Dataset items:
______

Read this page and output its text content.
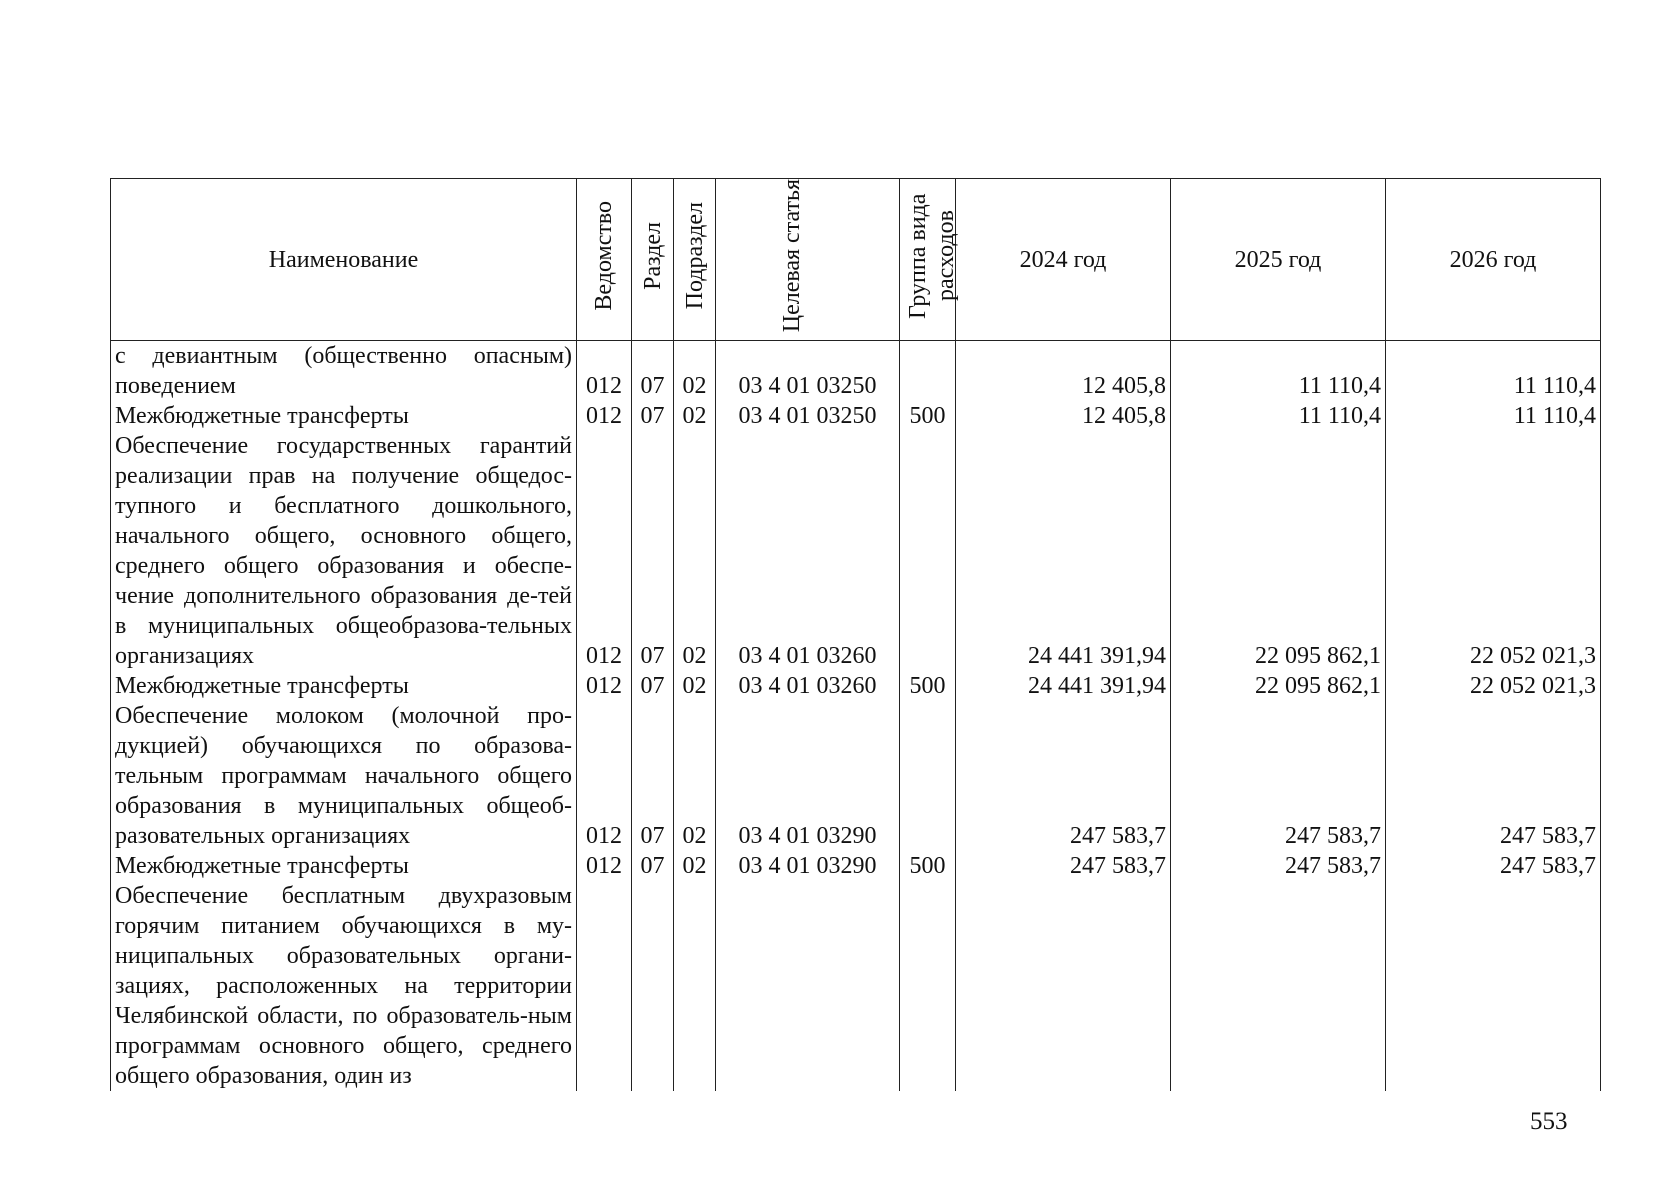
Наименование	Ведомство	Раздел	Подраздел	Целевая статья	Группа вида расходов	2024 год	2025 год	2026 год
с девиантным (общественно опасным) поведением	012	07	02	03 4 01 03250		12 405,8	11 110,4	11 110,4
Межбюджетные трансферты	012	07	02	03 4 01 03250	500	12 405,8	11 110,4	11 110,4
Обеспечение государственных гарантий реализации прав на получение общедос-тупного и бесплатного дошкольного, начального общего, основного общего, среднего общего образования и обеспе-чение дополнительного образования де-тей в муниципальных общеобразова-тельных организациях	012	07	02	03 4 01 03260		24 441 391,94	22 095 862,1	22 052 021,3
Межбюджетные трансферты	012	07	02	03 4 01 03260	500	24 441 391,94	22 095 862,1	22 052 021,3
Обеспечение молоком (молочной про-дукцией) обучающихся по образова-тельным программам начального общего образования в муниципальных общеоб-разовательных организациях	012	07	02	03 4 01 03290		247 583,7	247 583,7	247 583,7
Межбюджетные трансферты	012	07	02	03 4 01 03290	500	247 583,7	247 583,7	247 583,7
Обеспечение бесплатным двухразовым горячим питанием обучающихся в му-ниципальных образовательных органи-зациях, расположенных на территории Челябинской области, по образователь-ным программам основного общего, среднего общего образования, один из								
553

______

* **What the exercise asks**
What is the number of lines in the records above that include the word "начального"? Reply with that number and nothing more.

* **Response**
2